*SOURCE MATERIAL*
==================================================

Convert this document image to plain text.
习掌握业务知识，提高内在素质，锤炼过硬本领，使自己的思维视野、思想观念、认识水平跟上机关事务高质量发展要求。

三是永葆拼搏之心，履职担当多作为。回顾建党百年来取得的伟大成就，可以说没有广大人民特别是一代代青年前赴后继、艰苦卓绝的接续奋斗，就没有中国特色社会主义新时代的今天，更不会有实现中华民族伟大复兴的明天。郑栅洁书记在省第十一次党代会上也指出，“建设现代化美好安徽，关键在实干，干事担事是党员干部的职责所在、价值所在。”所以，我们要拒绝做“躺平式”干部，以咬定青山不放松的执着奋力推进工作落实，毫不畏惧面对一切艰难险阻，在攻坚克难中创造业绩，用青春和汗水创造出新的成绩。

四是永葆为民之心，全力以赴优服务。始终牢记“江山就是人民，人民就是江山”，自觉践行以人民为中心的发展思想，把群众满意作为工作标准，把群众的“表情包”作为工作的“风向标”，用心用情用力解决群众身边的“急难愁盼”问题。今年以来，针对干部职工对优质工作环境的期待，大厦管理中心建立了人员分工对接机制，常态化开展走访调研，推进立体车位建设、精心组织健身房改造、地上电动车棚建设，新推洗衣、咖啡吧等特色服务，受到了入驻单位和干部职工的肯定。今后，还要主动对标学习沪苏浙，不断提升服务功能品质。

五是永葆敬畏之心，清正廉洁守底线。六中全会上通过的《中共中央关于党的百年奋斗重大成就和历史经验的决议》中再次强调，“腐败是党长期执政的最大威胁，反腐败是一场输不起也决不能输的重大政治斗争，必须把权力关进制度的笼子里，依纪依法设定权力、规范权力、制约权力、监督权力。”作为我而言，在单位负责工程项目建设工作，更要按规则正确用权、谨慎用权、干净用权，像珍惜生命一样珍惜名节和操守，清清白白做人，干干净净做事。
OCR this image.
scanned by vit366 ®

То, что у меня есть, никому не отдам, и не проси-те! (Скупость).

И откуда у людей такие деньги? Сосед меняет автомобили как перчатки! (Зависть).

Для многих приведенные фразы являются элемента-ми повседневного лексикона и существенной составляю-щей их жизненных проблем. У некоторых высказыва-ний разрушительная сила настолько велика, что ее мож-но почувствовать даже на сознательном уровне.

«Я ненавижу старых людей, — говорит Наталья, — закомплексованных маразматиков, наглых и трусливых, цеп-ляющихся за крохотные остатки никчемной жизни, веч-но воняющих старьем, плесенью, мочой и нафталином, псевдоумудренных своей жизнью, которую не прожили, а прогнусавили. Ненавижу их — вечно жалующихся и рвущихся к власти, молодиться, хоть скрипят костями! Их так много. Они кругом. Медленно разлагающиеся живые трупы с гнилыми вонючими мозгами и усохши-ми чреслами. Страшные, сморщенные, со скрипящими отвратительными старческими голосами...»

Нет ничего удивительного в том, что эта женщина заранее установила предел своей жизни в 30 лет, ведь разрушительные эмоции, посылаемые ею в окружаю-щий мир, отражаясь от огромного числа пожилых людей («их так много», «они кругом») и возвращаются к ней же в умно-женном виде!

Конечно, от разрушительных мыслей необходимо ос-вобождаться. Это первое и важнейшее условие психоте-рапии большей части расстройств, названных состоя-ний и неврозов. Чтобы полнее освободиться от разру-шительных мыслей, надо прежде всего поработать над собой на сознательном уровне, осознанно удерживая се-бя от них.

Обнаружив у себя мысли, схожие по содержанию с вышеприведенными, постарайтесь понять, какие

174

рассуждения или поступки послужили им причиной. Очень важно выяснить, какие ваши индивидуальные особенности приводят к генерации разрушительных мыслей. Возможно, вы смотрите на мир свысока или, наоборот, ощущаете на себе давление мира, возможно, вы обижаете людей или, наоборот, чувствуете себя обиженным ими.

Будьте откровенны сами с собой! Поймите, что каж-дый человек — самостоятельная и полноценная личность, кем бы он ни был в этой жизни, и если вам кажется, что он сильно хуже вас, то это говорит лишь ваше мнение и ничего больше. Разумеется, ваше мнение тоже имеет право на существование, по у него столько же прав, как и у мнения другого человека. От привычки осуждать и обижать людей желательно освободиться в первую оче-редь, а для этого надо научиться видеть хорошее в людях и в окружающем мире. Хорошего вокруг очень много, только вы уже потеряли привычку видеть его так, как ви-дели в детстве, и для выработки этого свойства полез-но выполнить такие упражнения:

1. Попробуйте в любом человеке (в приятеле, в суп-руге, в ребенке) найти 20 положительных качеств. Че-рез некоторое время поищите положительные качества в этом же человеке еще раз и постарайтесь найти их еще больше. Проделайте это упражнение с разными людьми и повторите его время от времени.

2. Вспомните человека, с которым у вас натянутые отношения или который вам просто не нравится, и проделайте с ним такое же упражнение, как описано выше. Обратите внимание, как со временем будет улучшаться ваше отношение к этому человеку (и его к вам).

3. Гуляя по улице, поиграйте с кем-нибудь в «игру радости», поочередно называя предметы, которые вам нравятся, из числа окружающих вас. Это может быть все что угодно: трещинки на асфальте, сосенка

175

==================================================

*DIRECTIONS*
Extract each line of the material exactly as it stands.

*RESPONSE*
Convert this document image to plain text.
习掌握业务知识，提高内在素质，锤炼过硬本领，使自己的思维视野、思想观念、认识水平跟上机关事务高质量发展要求。

三是永葆拼搏之心，履职担当多作为。回顾建党百年来取得的伟大成就，可以说没有广大人民特别是一代代青年前赴后继、艰苦卓绝的接续奋斗，就没有中国特色社会主义新时代的今天，更不会有实现中华民族伟大复兴的明天。郑栅洁书记在省第十一次党代会上也指出，“建设现代化美好安徽，关键在实干，干事担事是党员干部的职责所在、价值所在。”所以，我们要拒绝做“躺平式”干部，以咬定青山不放松的执着奋力推进工作落实，毫不畏惧面对一切艰难险阻，在攻坚克难中创造业绩，用青春和汗水创造出新的成绩。

四是永葆为民之心，全力以赴优服务。始终牢记“江山就是人民，人民就是江山”，自觉践行以人民为中心的发展思想，把群众满意作为工作标准，把群众的“表情包”作为工作的“风向标”，用心用情用力解决群众身边的“急难愁盼”问题。今年以来，针对干部职工对优质工作环境的期待，大厦管理中心建立了人员分工对接机制，常态化开展走访调研，推进立体车位建设、精心组织健身房改造、地上电动车棚建设，新推洗衣、咖啡吧等特色服务，受到了入驻单位和干部职工的肯定。今后，还要主动对标学习沪苏浙，不断提升服务功能品质。

五是永葆敬畏之心，清正廉洁守底线。六中全会上通过的《中共中央关于党的百年奋斗重大成就和历史经验的决议》中再次强调，“腐败是党长期执政的最大威胁，反腐败是一场输不起也决不能输的重大政治斗争，必须把权力关进制度的笼子里，依纪依法设定权力、规范权力、制约权力、监督权力。”作为我而言，在单位负责工程项目建设工作，更要按规则正确用权、谨慎用权、干净用权，像珍惜生命一样珍惜名节和操守，清清白白做人，干干净净做事。
OCR this image.
scanned by vit366 ®

То, что у меня есть, никому не отдам, и не проси-те! (Скупость).

И откуда у людей такие деньги? Сосед меняет автомобили как перчатки! (Зависть).

Для многих приведенные фразы являются элемента-ми повседневного лексикона и существенной составляю-щей их жизненных проблем. У некоторых высказыва-ний разрушительная сила настолько велика, что ее мож-но почувствовать даже на сознательном уровне.

«Я ненавижу старых людей, — говорит Наталья, — закомплексованных маразматиков, наглых и трусливых, цеп-ляющихся за крохотные остатки никчемной жизни, веч-но воняющих старьем, плесенью, мочой и нафталином, псевдоумудренных своей жизнью, которую не прожили, а прогнусавили. Ненавижу их — вечно жалующихся и рвущихся к власти, молодиться, хоть скрипят костями! Их так много. Они кругом. Медленно разлагающиеся живые трупы с гнилыми вонючими мозгами и усохши-ми чреслами. Страшные, сморщенные, со скрипящими отвратительными старческими голосами...»

Нет ничего удивительного в том, что эта женщина заранее установила предел своей жизни в 30 лет, ведь разрушительные эмоции, посылаемые ею в окружаю-щий мир, отражаясь от огромного числа пожилых людей («их так много», «они кругом») и возвращаются к ней же в умно-женном виде!

Конечно, от разрушительных мыслей необходимо ос-вобождаться. Это первое и важнейшее условие психоте-рапии большей части расстройств, названных состоя-ний и неврозов. Чтобы полнее освободиться от разру-шительных мыслей, надо прежде всего поработать над собой на сознательном уровне, осознанно удерживая се-бя от них.

Обнаружив у себя мысли, схожие по содержанию с вышеприведенными, постарайтесь понять, какие

174

рассуждения или поступки послужили им причиной. Очень важно выяснить, какие ваши индивидуальные особенности приводят к генерации разрушительных мыслей. Возможно, вы смотрите на мир свысока или, наоборот, ощущаете на себе давление мира, возможно, вы обижаете людей или, наоборот, чувствуете себя обиженным ими.

Будьте откровенны сами с собой! Поймите, что каж-дый человек — самостоятельная и полноценная личность, кем бы он ни был в этой жизни, и если вам кажется, что он сильно хуже вас, то это говорит лишь ваше мнение и ничего больше. Разумеется, ваше мнение тоже имеет право на существование, по у него столько же прав, как и у мнения другого человека. От привычки осуждать и обижать людей желательно освободиться в первую оче-редь, а для этого надо научиться видеть хорошее в людях и в окружающем мире. Хорошего вокруг очень много, только вы уже потеряли привычку видеть его так, как ви-дели в детстве, и для выработки этого свойства полез-но выполнить такие упражнения:

1. Попробуйте в любом человеке (в приятеле, в суп-руге, в ребенке) найти 20 положительных качеств. Че-рез некоторое время поищите положительные качества в этом же человеке еще раз и постарайтесь найти их еще больше. Проделайте это упражнение с разными людьми и повторите его время от времени.

2. Вспомните человека, с которым у вас натянутые отношения или который вам просто не нравится, и проделайте с ним такое же упражнение, как описано выше. Обратите внимание, как со временем будет улучшаться ваше отношение к этому человеку (и его к вам).

3. Гуляя по улице, поиграйте с кем-нибудь в «игру радости», поочередно называя предметы, которые вам нравятся, из числа окружающих вас. Это может быть все что угодно: трещинки на асфальте, сосенка

175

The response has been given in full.